→ **Data to use**:
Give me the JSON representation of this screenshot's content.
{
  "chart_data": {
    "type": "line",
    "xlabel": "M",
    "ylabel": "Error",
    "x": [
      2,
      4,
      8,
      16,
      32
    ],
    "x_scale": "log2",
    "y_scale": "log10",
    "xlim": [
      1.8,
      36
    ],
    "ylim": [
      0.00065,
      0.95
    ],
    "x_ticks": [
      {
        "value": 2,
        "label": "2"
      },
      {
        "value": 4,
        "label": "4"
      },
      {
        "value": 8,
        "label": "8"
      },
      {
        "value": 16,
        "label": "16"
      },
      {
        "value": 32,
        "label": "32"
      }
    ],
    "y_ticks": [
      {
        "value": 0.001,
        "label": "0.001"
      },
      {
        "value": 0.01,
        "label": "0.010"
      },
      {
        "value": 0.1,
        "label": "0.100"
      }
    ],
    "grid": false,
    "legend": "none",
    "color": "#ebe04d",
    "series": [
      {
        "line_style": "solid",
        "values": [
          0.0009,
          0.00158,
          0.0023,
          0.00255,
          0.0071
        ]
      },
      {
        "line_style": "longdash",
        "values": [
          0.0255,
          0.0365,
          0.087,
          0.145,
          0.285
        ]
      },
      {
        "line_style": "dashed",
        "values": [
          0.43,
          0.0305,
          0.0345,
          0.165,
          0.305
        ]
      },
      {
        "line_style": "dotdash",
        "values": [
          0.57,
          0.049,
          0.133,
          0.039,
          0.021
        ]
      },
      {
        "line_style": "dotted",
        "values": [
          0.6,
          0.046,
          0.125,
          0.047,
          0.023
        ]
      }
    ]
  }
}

→ **Task statement**:
Print back all the lines verbatim.

→ **Exercise response**:
Give me the JSON representation of this screenshot's content.
{
  "chart_data": {
    "type": "line",
    "xlabel": "M",
    "ylabel": "Error",
    "x": [
      2,
      4,
      8,
      16,
      32
    ],
    "x_scale": "log2",
    "y_scale": "log10",
    "xlim": [
      1.8,
      36
    ],
    "ylim": [
      0.00065,
      0.95
    ],
    "x_ticks": [
      {
        "value": 2,
        "label": "2"
      },
      {
        "value": 4,
        "label": "4"
      },
      {
        "value": 8,
        "label": "8"
      },
      {
        "value": 16,
        "label": "16"
      },
      {
        "value": 32,
        "label": "32"
      }
    ],
    "y_ticks": [
      {
        "value": 0.001,
        "label": "0.001"
      },
      {
        "value": 0.01,
        "label": "0.010"
      },
      {
        "value": 0.1,
        "label": "0.100"
      }
    ],
    "grid": false,
    "legend": "none",
    "color": "#ebe04d",
    "series": [
      {
        "line_style": "solid",
        "values": [
          0.0009,
          0.00158,
          0.0023,
          0.00255,
          0.0071
        ]
      },
      {
        "line_style": "longdash",
        "values": [
          0.0255,
          0.0365,
          0.087,
          0.145,
          0.285
        ]
      },
      {
        "line_style": "dashed",
        "values": [
          0.43,
          0.0305,
          0.0345,
          0.165,
          0.305
        ]
      },
      {
        "line_style": "dotdash",
        "values": [
          0.57,
          0.049,
          0.133,
          0.039,
          0.021
        ]
      },
      {
        "line_style": "dotted",
        "values": [
          0.6,
          0.046,
          0.125,
          0.047,
          0.023
        ]
      }
    ]
  }
}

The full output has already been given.